## Task:
Write out the material again exactly, please, and omit the pictures.

......

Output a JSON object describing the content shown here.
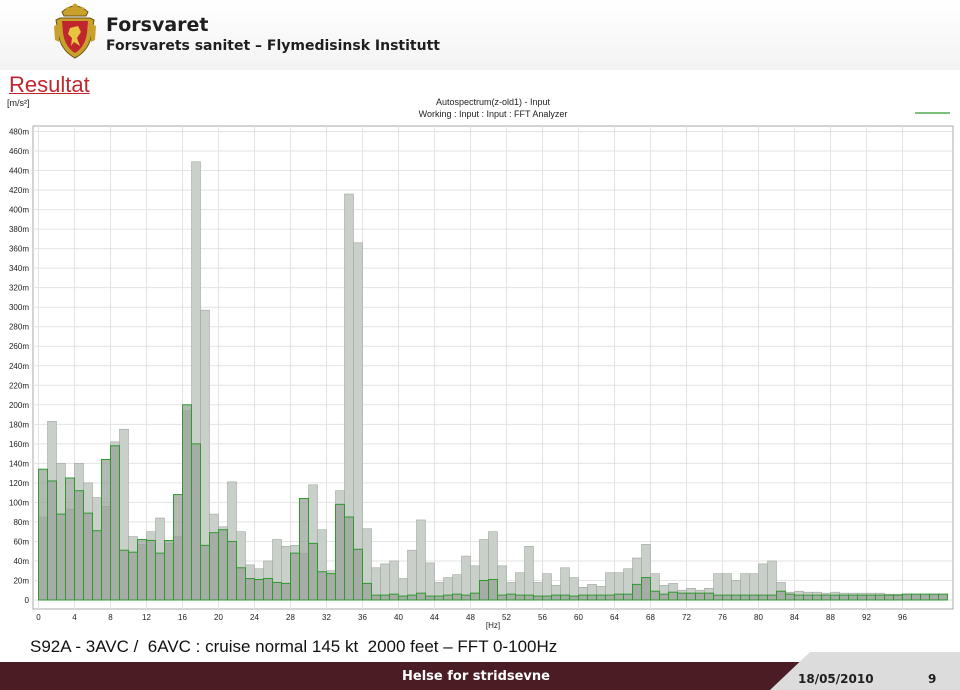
{
  "header": {
    "org_name": "Forsvaret",
    "org_sub": "Forsvarets sanitet – Flymedisinsk Institutt"
  },
  "slide_title": "Resultat",
  "caption": "S92A - 3AVC /  6AVC : cruise normal 145 kt  2000 feet – FFT 0-100Hz",
  "footer": {
    "text": "Helse for stridsevne",
    "date": "18/05/2010",
    "page": "9"
  },
  "colors": {
    "title_red": "#c0262d",
    "footer_bg": "#4a1d25",
    "footer_wedge": "#dcdcdc",
    "series_fill_light": "#c9cfc9",
    "series_fill_dark": "#9aa19a",
    "series_stroke": "#2e9a2e"
  },
  "chart_data": {
    "type": "bar",
    "title": "Autospectrum(z-old1) - Input",
    "subtitle": "Working : Input : Input : FFT Analyzer",
    "ylabel": "[m/s²]",
    "xlabel": "[Hz]",
    "xlim": [
      0,
      101
    ],
    "ylim": [
      0,
      490
    ],
    "grid": true,
    "bin_width": 1,
    "xticks": [
      0,
      4,
      8,
      12,
      16,
      20,
      24,
      28,
      32,
      36,
      40,
      44,
      48,
      52,
      56,
      60,
      64,
      68,
      72,
      76,
      80,
      84,
      88,
      92,
      96
    ],
    "yticks": [
      0,
      20,
      40,
      60,
      80,
      100,
      120,
      140,
      160,
      180,
      200,
      220,
      240,
      260,
      280,
      300,
      320,
      340,
      360,
      380,
      400,
      420,
      440,
      460,
      480
    ],
    "ytick_unit": "m",
    "series": [
      {
        "style": "gray-envelope",
        "values": [
          85,
          183,
          140,
          93,
          140,
          120,
          105,
          96,
          162,
          175,
          65,
          57,
          70,
          84,
          58,
          65,
          194,
          449,
          297,
          88,
          75,
          121,
          70,
          36,
          32,
          40,
          62,
          55,
          56,
          48,
          118,
          72,
          30,
          112,
          416,
          366,
          73,
          33,
          37,
          40,
          22,
          51,
          82,
          38,
          18,
          23,
          26,
          45,
          35,
          62,
          70,
          35,
          18,
          28,
          55,
          18,
          27,
          15,
          33,
          23,
          13,
          16,
          14,
          28,
          28,
          32,
          43,
          57,
          27,
          15,
          17,
          10,
          12,
          10,
          12,
          27,
          27,
          20,
          27,
          27,
          37,
          40,
          18,
          8,
          9,
          8,
          8,
          7,
          8,
          7,
          7,
          7,
          7,
          7,
          6,
          6,
          6,
          6,
          6,
          6,
          6
        ]
      },
      {
        "style": "green-outline",
        "values": [
          134,
          122,
          88,
          125,
          112,
          89,
          71,
          144,
          158,
          51,
          49,
          62,
          61,
          48,
          61,
          108,
          200,
          160,
          56,
          69,
          72,
          60,
          33,
          22,
          21,
          22,
          18,
          17,
          48,
          104,
          58,
          29,
          27,
          98,
          85,
          52,
          17,
          5,
          5,
          6,
          4,
          5,
          7,
          4,
          4,
          5,
          6,
          5,
          7,
          20,
          21,
          5,
          6,
          5,
          5,
          4,
          4,
          5,
          5,
          4,
          5,
          5,
          5,
          5,
          6,
          6,
          16,
          23,
          9,
          6,
          8,
          7,
          7,
          7,
          7,
          5,
          5,
          5,
          5,
          5,
          5,
          5,
          9,
          6,
          5,
          5,
          5,
          5,
          5,
          5,
          5,
          5,
          5,
          5,
          5,
          5,
          6,
          6,
          6,
          6,
          6
        ]
      }
    ]
  }
}
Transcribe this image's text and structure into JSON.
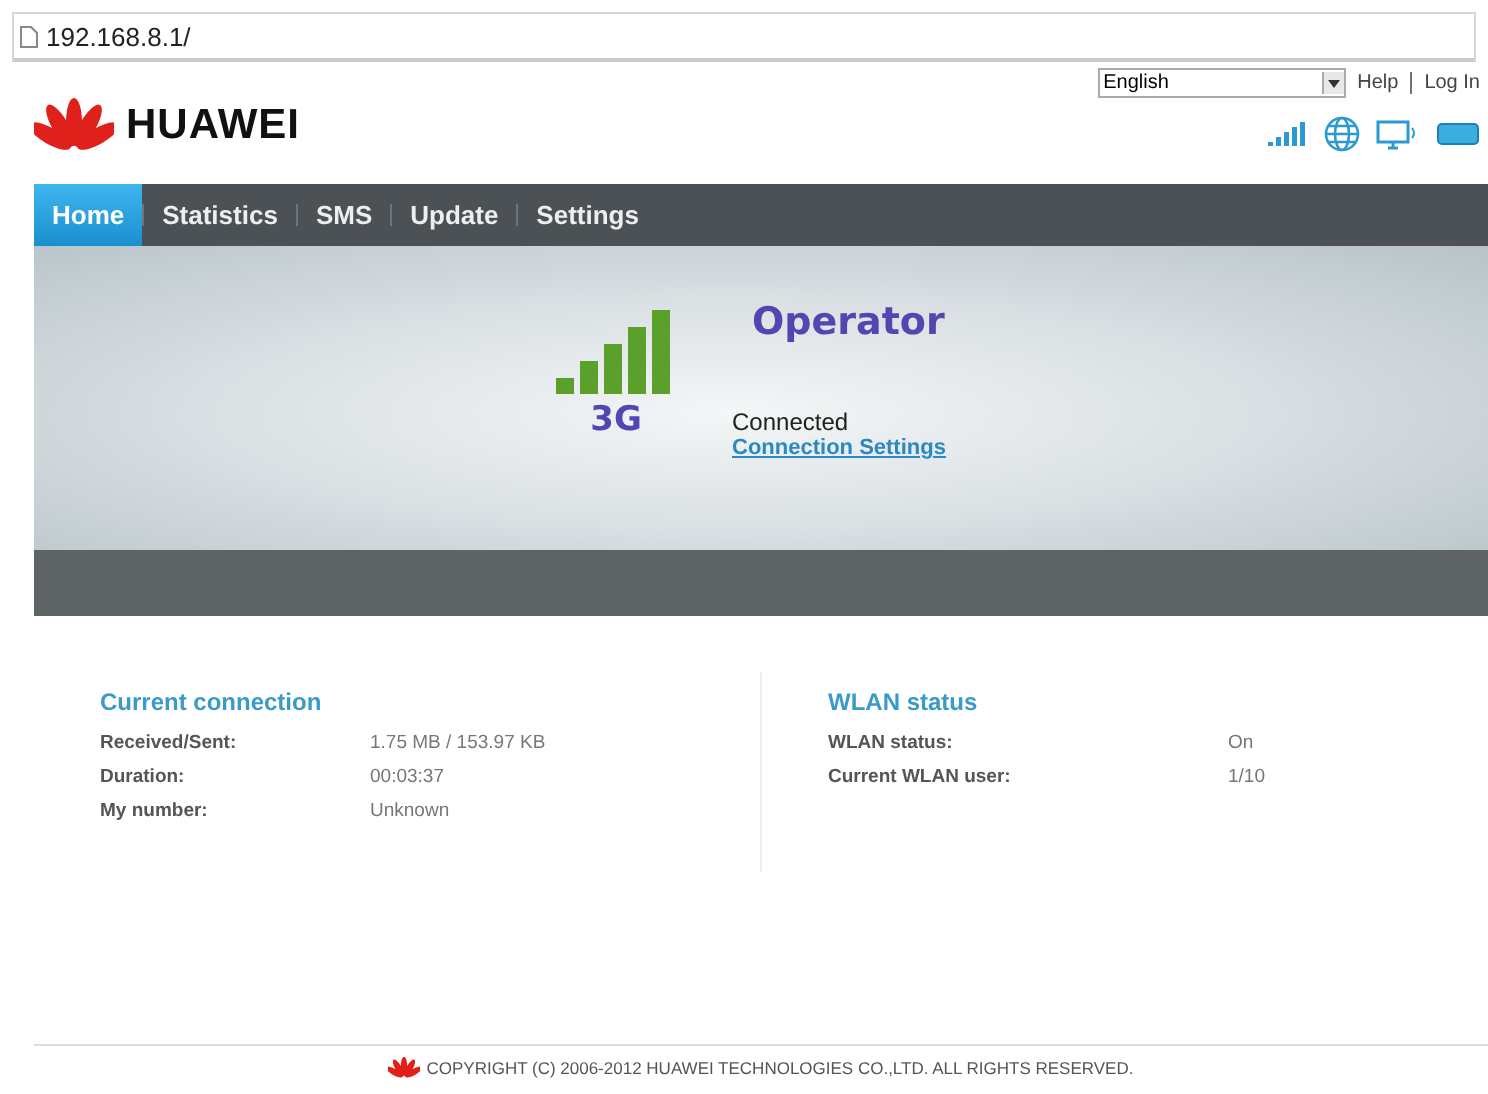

......

## Exercise answer:
Output a JSON object describing the content shown here.
{
  "header": {
    "org_name": "Forsvaret",
    "org_sub": "Forsvarets sanitet – Flymedisinsk Institutt"
  },
  "slide_title": "Resultat",
  "caption": "S92A - 3AVC /  6AVC : cruise normal 145 kt  2000 feet – FFT 0-100Hz",
  "footer": {
    "text": "Helse for stridsevne",
    "date": "18/05/2010",
    "page": "9"
  },
  "colors": {
    "title_red": "#c0262d",
    "footer_bg": "#4a1d25",
    "footer_wedge": "#dcdcdc",
    "series_fill_light": "#c9cfc9",
    "series_fill_dark": "#9aa19a",
    "series_stroke": "#2e9a2e"
  },
  "chart_data": {
    "type": "bar",
    "title": "Autospectrum(z-old1) - Input",
    "subtitle": "Working : Input : Input : FFT Analyzer",
    "ylabel": "[m/s²]",
    "xlabel": "[Hz]",
    "xlim": [
      0,
      101
    ],
    "ylim": [
      0,
      490
    ],
    "grid": true,
    "bin_width": 1,
    "xticks": [
      0,
      4,
      8,
      12,
      16,
      20,
      24,
      28,
      32,
      36,
      40,
      44,
      48,
      52,
      56,
      60,
      64,
      68,
      72,
      76,
      80,
      84,
      88,
      92,
      96
    ],
    "yticks": [
      0,
      20,
      40,
      60,
      80,
      100,
      120,
      140,
      160,
      180,
      200,
      220,
      240,
      260,
      280,
      300,
      320,
      340,
      360,
      380,
      400,
      420,
      440,
      460,
      480
    ],
    "ytick_unit": "m",
    "series": [
      {
        "style": "gray-envelope",
        "values": [
          85,
          183,
          140,
          93,
          140,
          120,
          105,
          96,
          162,
          175,
          65,
          57,
          70,
          84,
          58,
          65,
          194,
          449,
          297,
          88,
          75,
          121,
          70,
          36,
          32,
          40,
          62,
          55,
          56,
          48,
          118,
          72,
          30,
          112,
          416,
          366,
          73,
          33,
          37,
          40,
          22,
          51,
          82,
          38,
          18,
          23,
          26,
          45,
          35,
          62,
          70,
          35,
          18,
          28,
          55,
          18,
          27,
          15,
          33,
          23,
          13,
          16,
          14,
          28,
          28,
          32,
          43,
          57,
          27,
          15,
          17,
          10,
          12,
          10,
          12,
          27,
          27,
          20,
          27,
          27,
          37,
          40,
          18,
          8,
          9,
          8,
          8,
          7,
          8,
          7,
          7,
          7,
          7,
          7,
          6,
          6,
          6,
          6,
          6,
          6,
          6
        ]
      },
      {
        "style": "green-outline",
        "values": [
          134,
          122,
          88,
          125,
          112,
          89,
          71,
          144,
          158,
          51,
          49,
          62,
          61,
          48,
          61,
          108,
          200,
          160,
          56,
          69,
          72,
          60,
          33,
          22,
          21,
          22,
          18,
          17,
          48,
          104,
          58,
          29,
          27,
          98,
          85,
          52,
          17,
          5,
          5,
          6,
          4,
          5,
          7,
          4,
          4,
          5,
          6,
          5,
          7,
          20,
          21,
          5,
          6,
          5,
          5,
          4,
          4,
          5,
          5,
          4,
          5,
          5,
          5,
          5,
          6,
          6,
          16,
          23,
          9,
          6,
          8,
          7,
          7,
          7,
          7,
          5,
          5,
          5,
          5,
          5,
          5,
          5,
          9,
          6,
          5,
          5,
          5,
          5,
          5,
          5,
          5,
          5,
          5,
          5,
          5,
          5,
          6,
          6,
          6,
          6,
          6
        ]
      }
    ]
  }
}
Transcribe this image's text and structure into JSON.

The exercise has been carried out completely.